>> Begin Dataset records
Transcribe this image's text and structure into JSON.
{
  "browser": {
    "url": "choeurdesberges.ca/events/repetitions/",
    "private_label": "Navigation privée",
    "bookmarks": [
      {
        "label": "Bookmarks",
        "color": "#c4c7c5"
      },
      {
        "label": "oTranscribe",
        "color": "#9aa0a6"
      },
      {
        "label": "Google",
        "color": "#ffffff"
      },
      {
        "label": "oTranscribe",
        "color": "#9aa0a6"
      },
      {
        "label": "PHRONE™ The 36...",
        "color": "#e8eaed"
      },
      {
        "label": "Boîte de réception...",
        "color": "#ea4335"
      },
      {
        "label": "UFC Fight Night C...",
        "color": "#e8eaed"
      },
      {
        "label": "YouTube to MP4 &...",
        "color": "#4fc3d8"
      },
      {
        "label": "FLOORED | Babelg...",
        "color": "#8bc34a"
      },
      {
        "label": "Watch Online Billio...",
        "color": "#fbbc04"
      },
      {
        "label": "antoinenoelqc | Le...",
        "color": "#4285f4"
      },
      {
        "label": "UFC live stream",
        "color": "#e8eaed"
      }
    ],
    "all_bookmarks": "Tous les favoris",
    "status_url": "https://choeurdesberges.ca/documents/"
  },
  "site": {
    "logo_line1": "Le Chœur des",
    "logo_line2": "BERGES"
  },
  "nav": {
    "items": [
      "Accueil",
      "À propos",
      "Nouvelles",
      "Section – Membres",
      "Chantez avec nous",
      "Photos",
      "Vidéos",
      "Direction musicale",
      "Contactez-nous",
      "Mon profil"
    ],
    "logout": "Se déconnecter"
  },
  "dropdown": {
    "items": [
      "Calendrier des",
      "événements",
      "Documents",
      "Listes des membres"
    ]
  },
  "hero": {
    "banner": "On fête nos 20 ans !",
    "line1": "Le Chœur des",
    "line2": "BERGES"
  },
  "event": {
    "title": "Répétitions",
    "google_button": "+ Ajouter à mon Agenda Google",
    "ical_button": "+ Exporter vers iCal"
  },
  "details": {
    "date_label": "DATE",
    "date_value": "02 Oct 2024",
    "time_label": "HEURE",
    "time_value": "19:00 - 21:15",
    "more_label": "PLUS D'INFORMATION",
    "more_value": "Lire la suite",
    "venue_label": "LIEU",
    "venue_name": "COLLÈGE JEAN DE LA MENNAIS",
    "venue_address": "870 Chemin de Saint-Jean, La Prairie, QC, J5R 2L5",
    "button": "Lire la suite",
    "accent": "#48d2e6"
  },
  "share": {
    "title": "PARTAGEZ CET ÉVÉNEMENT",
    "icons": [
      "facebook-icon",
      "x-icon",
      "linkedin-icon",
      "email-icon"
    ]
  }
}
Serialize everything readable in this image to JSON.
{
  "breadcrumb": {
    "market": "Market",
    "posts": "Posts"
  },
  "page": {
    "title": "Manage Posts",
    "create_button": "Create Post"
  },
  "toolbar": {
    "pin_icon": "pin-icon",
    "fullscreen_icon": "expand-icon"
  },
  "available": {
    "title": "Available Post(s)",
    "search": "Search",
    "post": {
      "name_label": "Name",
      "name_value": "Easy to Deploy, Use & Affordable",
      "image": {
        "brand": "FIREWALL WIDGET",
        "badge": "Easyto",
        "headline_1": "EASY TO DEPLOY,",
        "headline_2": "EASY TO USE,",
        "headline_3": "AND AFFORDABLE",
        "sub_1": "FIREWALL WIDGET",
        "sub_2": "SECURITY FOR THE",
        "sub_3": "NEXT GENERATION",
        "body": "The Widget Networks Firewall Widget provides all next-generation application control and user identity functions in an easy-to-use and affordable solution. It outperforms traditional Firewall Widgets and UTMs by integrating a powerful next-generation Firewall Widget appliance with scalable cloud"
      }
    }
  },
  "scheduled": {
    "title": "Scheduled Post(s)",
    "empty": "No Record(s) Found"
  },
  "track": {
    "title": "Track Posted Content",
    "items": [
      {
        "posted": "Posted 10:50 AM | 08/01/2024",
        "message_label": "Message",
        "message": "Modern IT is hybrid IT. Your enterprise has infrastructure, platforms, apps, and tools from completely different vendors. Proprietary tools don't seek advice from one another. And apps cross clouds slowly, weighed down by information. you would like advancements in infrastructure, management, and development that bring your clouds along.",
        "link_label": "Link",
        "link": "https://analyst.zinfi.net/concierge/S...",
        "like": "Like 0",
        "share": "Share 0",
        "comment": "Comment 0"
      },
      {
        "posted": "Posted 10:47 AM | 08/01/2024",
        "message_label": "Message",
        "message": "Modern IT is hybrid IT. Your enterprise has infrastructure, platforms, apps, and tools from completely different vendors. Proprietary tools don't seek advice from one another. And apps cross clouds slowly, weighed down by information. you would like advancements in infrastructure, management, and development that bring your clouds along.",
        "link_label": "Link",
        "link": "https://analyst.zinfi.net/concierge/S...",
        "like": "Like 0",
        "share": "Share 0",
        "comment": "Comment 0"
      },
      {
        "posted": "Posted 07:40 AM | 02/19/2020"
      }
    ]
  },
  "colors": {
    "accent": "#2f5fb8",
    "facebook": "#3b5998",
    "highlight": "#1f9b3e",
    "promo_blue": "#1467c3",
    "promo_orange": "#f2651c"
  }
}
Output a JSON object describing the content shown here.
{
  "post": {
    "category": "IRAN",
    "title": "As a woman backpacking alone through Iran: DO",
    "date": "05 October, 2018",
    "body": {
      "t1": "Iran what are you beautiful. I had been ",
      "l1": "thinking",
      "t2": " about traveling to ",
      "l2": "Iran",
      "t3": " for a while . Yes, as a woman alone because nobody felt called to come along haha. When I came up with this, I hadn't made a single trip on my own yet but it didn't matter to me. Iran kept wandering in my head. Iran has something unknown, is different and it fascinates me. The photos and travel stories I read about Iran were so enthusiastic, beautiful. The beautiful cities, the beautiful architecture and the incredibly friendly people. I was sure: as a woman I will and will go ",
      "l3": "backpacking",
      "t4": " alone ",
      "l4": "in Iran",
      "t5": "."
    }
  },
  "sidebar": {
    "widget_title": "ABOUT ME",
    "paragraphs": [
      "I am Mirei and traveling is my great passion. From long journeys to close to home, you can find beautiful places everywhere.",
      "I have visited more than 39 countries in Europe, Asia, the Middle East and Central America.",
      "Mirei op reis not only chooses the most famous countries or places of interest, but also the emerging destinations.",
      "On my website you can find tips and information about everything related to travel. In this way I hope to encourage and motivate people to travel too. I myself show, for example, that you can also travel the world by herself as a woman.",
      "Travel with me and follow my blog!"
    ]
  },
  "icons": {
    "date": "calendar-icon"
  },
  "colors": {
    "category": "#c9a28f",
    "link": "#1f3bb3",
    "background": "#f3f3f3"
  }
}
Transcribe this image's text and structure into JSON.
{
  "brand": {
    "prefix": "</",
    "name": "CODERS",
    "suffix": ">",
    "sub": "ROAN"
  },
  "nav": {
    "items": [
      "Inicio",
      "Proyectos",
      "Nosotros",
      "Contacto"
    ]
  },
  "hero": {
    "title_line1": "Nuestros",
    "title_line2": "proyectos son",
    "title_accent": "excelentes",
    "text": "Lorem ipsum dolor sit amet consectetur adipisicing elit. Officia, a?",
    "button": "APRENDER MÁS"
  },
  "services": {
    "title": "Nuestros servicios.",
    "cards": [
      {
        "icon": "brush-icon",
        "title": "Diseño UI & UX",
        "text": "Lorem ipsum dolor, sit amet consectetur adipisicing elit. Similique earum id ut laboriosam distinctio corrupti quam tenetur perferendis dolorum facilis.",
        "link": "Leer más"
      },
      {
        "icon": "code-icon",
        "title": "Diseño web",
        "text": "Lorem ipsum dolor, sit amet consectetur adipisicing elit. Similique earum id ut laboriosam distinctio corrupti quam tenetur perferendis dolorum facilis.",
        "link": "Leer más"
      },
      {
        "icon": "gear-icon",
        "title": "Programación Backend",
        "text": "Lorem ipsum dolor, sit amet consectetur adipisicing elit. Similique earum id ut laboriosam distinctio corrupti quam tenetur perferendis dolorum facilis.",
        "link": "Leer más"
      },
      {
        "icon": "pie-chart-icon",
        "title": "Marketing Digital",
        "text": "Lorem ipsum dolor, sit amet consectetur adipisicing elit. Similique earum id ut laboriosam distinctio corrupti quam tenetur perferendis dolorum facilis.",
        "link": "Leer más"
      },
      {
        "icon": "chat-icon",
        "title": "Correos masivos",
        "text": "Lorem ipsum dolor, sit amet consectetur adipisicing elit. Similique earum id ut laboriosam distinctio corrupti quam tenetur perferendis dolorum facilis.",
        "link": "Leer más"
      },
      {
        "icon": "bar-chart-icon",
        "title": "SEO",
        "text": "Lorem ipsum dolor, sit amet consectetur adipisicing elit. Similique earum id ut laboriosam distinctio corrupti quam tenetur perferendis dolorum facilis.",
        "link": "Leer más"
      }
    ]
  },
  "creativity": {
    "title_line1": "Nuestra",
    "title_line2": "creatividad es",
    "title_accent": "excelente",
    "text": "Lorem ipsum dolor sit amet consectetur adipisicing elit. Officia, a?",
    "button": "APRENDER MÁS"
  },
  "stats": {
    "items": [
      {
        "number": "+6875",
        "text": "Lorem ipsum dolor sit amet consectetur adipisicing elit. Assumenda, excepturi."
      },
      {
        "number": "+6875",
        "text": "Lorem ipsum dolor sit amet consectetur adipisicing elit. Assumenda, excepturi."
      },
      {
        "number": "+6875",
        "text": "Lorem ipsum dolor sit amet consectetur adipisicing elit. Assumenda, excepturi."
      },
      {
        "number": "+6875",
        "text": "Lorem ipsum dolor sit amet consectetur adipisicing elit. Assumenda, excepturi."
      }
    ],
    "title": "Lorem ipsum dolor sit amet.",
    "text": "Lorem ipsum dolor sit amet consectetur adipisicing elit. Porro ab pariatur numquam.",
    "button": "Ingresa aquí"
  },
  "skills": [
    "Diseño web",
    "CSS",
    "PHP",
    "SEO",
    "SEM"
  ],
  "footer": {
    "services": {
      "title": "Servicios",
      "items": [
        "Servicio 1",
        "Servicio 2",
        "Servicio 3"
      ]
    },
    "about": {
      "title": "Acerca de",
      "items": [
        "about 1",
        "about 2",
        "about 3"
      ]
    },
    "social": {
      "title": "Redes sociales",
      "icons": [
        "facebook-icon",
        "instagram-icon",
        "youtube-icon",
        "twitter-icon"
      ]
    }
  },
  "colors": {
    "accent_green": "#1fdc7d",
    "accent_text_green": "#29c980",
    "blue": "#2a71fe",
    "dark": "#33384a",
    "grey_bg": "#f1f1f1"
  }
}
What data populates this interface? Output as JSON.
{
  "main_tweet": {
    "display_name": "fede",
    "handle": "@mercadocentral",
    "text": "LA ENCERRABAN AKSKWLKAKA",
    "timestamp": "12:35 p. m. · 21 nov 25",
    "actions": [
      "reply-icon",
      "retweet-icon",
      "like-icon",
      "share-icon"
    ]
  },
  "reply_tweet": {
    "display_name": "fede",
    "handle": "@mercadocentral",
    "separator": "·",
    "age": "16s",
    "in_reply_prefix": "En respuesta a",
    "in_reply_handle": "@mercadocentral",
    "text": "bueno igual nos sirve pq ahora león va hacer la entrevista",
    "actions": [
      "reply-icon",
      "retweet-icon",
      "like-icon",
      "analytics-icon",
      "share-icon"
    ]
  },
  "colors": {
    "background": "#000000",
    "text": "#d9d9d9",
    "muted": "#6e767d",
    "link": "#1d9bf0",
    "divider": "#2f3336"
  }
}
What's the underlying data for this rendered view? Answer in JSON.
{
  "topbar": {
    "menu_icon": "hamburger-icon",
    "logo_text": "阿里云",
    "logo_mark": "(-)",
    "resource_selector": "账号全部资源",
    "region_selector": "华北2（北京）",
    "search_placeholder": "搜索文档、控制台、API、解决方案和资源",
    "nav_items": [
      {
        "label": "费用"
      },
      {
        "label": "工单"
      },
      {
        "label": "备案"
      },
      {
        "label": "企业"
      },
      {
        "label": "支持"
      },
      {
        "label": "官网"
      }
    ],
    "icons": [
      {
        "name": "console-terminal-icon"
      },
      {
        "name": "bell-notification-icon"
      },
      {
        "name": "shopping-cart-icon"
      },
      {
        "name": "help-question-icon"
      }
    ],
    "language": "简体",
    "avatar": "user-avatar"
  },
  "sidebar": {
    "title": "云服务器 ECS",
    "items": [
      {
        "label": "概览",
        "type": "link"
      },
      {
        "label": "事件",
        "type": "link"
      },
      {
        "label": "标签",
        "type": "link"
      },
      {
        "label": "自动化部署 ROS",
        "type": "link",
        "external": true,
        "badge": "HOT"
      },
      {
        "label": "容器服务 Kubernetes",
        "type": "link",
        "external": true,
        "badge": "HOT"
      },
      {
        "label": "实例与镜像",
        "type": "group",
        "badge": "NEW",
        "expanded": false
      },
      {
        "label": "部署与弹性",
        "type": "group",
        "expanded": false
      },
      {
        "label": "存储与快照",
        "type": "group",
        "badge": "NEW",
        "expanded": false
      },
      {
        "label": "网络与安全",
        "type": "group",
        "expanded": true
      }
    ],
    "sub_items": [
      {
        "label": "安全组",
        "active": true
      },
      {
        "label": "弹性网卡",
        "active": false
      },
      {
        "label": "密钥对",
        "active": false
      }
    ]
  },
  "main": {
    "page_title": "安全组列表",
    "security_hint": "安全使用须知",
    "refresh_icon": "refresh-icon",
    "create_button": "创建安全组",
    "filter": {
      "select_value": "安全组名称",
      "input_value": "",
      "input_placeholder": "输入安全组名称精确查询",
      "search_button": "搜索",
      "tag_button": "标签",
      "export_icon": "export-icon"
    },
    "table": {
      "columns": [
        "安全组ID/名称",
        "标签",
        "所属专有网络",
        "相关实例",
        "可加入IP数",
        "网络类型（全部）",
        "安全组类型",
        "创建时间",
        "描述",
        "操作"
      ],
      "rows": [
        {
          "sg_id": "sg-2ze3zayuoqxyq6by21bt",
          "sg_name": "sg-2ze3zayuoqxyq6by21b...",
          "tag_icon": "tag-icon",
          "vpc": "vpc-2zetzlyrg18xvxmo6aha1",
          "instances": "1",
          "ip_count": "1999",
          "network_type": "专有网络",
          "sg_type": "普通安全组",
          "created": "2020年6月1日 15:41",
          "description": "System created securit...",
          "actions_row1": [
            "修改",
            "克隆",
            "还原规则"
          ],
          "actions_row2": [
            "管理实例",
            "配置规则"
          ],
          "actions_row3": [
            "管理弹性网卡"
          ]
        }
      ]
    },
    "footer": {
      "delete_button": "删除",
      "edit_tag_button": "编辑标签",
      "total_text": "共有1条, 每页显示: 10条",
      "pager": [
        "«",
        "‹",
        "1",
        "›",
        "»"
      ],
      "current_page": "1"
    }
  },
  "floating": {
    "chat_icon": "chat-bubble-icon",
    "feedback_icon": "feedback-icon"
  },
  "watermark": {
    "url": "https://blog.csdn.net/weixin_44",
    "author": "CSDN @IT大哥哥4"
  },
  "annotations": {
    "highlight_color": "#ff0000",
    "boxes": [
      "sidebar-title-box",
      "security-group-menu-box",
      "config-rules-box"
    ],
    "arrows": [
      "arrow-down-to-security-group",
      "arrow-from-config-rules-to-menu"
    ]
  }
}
>> End Dataset records
:: The problem ::
Show every line of the records above that contains the word "chat".

:: Solution below ::
        "icon": "chat-icon",
    "chat_icon": "chat-bubble-icon",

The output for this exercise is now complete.